== Supplied data ==

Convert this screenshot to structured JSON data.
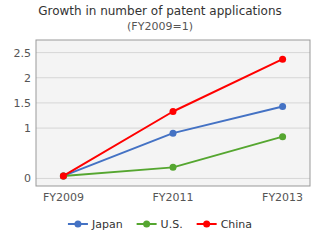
{
  "chart_data": {
    "type": "line",
    "title": "Growth in number of patent applications",
    "subtitle": "(FY2009=1)",
    "categories": [
      "FY2009",
      "FY2011",
      "FY2013"
    ],
    "series": [
      {
        "name": "Japan",
        "color": "#4472C4",
        "marker": "circle",
        "values": [
          0.05,
          0.9,
          1.43
        ]
      },
      {
        "name": "U.S.",
        "color": "#55A630",
        "marker": "circle",
        "values": [
          0.05,
          0.22,
          0.83
        ]
      },
      {
        "name": "China",
        "color": "#FF0000",
        "marker": "circle",
        "values": [
          0.05,
          1.33,
          2.37
        ]
      }
    ],
    "ylim": [
      -0.15,
      2.75
    ],
    "yticks": [
      0,
      1,
      1.5,
      2,
      2.5
    ],
    "grid": true,
    "legend": "bottom"
  }
}
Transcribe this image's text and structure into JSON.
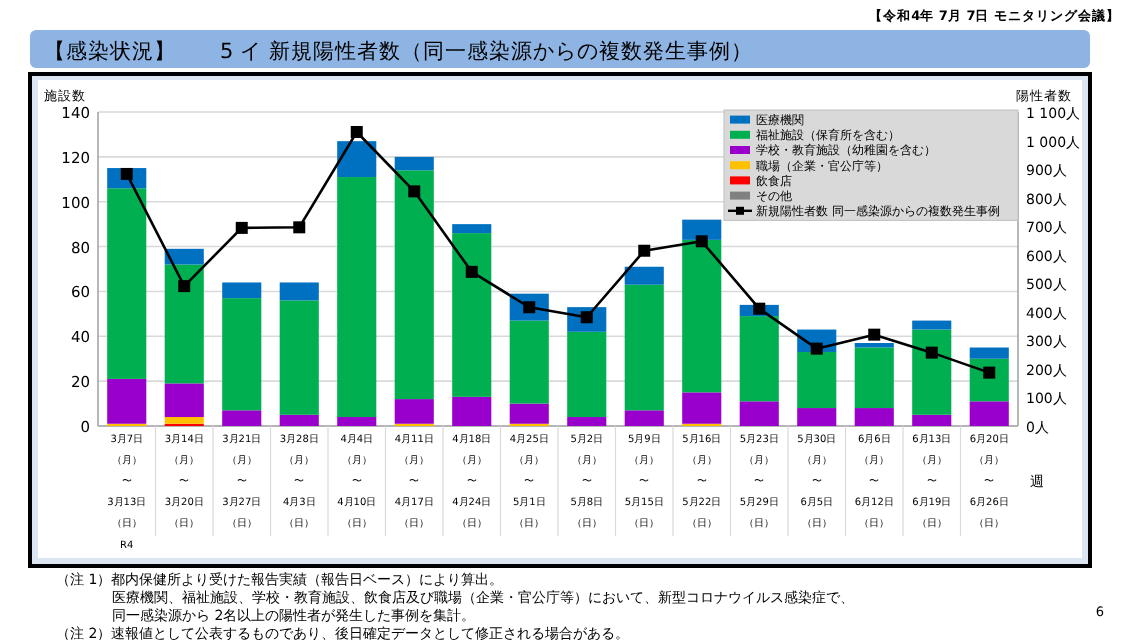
{
  "chart_data": {
    "type": "bar",
    "stacked": true,
    "title": "【感染状況】　　5 イ 新規陽性者数（同一感染源からの複数発生事例）",
    "subtitle": "【令和4年 7月 7日 モニタリング会議】",
    "ylabel": "施設数",
    "y2label": "陽性者数",
    "xlabel": "週",
    "categories": [
      "3月7日（月）〜3月13日（日）",
      "3月14日（月）〜3月20日（日）",
      "3月21日（月）〜3月27日（日）",
      "3月28日（月）〜4月3日（日）",
      "4月4日（月）〜4月10日（日）",
      "4月11日（月）〜4月17日（日）",
      "4月18日（月）〜4月24日（日）",
      "4月25日（月）〜5月1日（日）",
      "5月2日（月）〜5月8日（日）",
      "5月9日（月）〜5月15日（日）",
      "5月16日（月）〜5月22日（日）",
      "5月23日（月）〜5月29日（日）",
      "5月30日（月）〜6月5日（日）",
      "6月6日（月）〜6月12日（日）",
      "6月13日（月）〜6月19日（日）",
      "6月20日（月）〜6月26日（日）"
    ],
    "series": [
      {
        "name": "その他",
        "color": "#808080",
        "values": [
          0,
          0,
          0,
          0,
          0,
          0,
          0,
          0,
          0,
          0,
          0,
          0,
          0,
          0,
          0,
          0
        ]
      },
      {
        "name": "飲食店",
        "color": "#ff0000",
        "values": [
          0,
          1,
          0,
          0,
          0,
          0,
          0,
          0,
          0,
          0,
          0,
          0,
          0,
          0,
          0,
          0
        ]
      },
      {
        "name": "職場（企業・官公庁等）",
        "color": "#ffc000",
        "values": [
          1,
          3,
          0,
          0,
          0,
          1,
          0,
          1,
          0,
          0,
          1,
          0,
          0,
          0,
          0,
          0
        ]
      },
      {
        "name": "学校・教育施設（幼稚園を含む）",
        "color": "#9900cc",
        "values": [
          20,
          15,
          7,
          5,
          4,
          11,
          13,
          9,
          4,
          7,
          14,
          11,
          8,
          8,
          5,
          11
        ]
      },
      {
        "name": "福祉施設（保育所を含む）",
        "color": "#00b050",
        "values": [
          85,
          53,
          50,
          51,
          107,
          102,
          73,
          37,
          38,
          56,
          68,
          38,
          25,
          27,
          38,
          19
        ]
      },
      {
        "name": "医療機関",
        "color": "#0070c0",
        "values": [
          9,
          7,
          7,
          8,
          16,
          6,
          4,
          12,
          11,
          8,
          9,
          5,
          10,
          2,
          4,
          5
        ]
      },
      {
        "name": "新規陽性者数 同一感染源からの複数発生事例",
        "type": "line",
        "axis": "y2",
        "marker": "square",
        "color": "#000000",
        "values": [
          883,
          490,
          694,
          696,
          1030,
          822,
          540,
          416,
          381,
          614,
          647,
          411,
          271,
          320,
          257,
          187
        ]
      }
    ],
    "ylim": [
      0,
      140
    ],
    "yticks": [
      0,
      20,
      40,
      60,
      80,
      100,
      120,
      140
    ],
    "y2lim": [
      0,
      1100
    ],
    "y2ticks": [
      {
        "value": 0,
        "label": "0人"
      },
      {
        "value": 100,
        "label": "100人"
      },
      {
        "value": 200,
        "label": "200人"
      },
      {
        "value": 300,
        "label": "300人"
      },
      {
        "value": 400,
        "label": "400人"
      },
      {
        "value": 500,
        "label": "500人"
      },
      {
        "value": 600,
        "label": "600人"
      },
      {
        "value": 700,
        "label": "700人"
      },
      {
        "value": 800,
        "label": "800人"
      },
      {
        "value": 900,
        "label": "900人"
      },
      {
        "value": 1000,
        "label": "1 000人"
      },
      {
        "value": 1100,
        "label": "1 100人"
      }
    ],
    "grid": "y",
    "legend": "top right",
    "annotations": [
      "R4",
      "（注 1）都内保健所より受けた報告実績（報告日ベース）により算出。",
      "医療機関、福祉施設、学校・教育施設、飲食店及び職場（企業・官公庁等）において、新型コロナウイルス感染症で、",
      "同一感染源から 2名以上の陽性者が発生した事例を集計。",
      "（注 2）速報値として公表するものであり、後日確定データとして修正される場合がある。",
      "6"
    ]
  }
}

===

- _What the exercise asks_:
In the entries above, find each line with the word "官公庁等" and show it.

- _Reply to the task_:
        "name": "職場（企業・官公庁等）",
      "医療機関、福祉施設、学校・教育施設、飲食店及び職場（企業・官公庁等）において、新型コロナウイルス感染症で、",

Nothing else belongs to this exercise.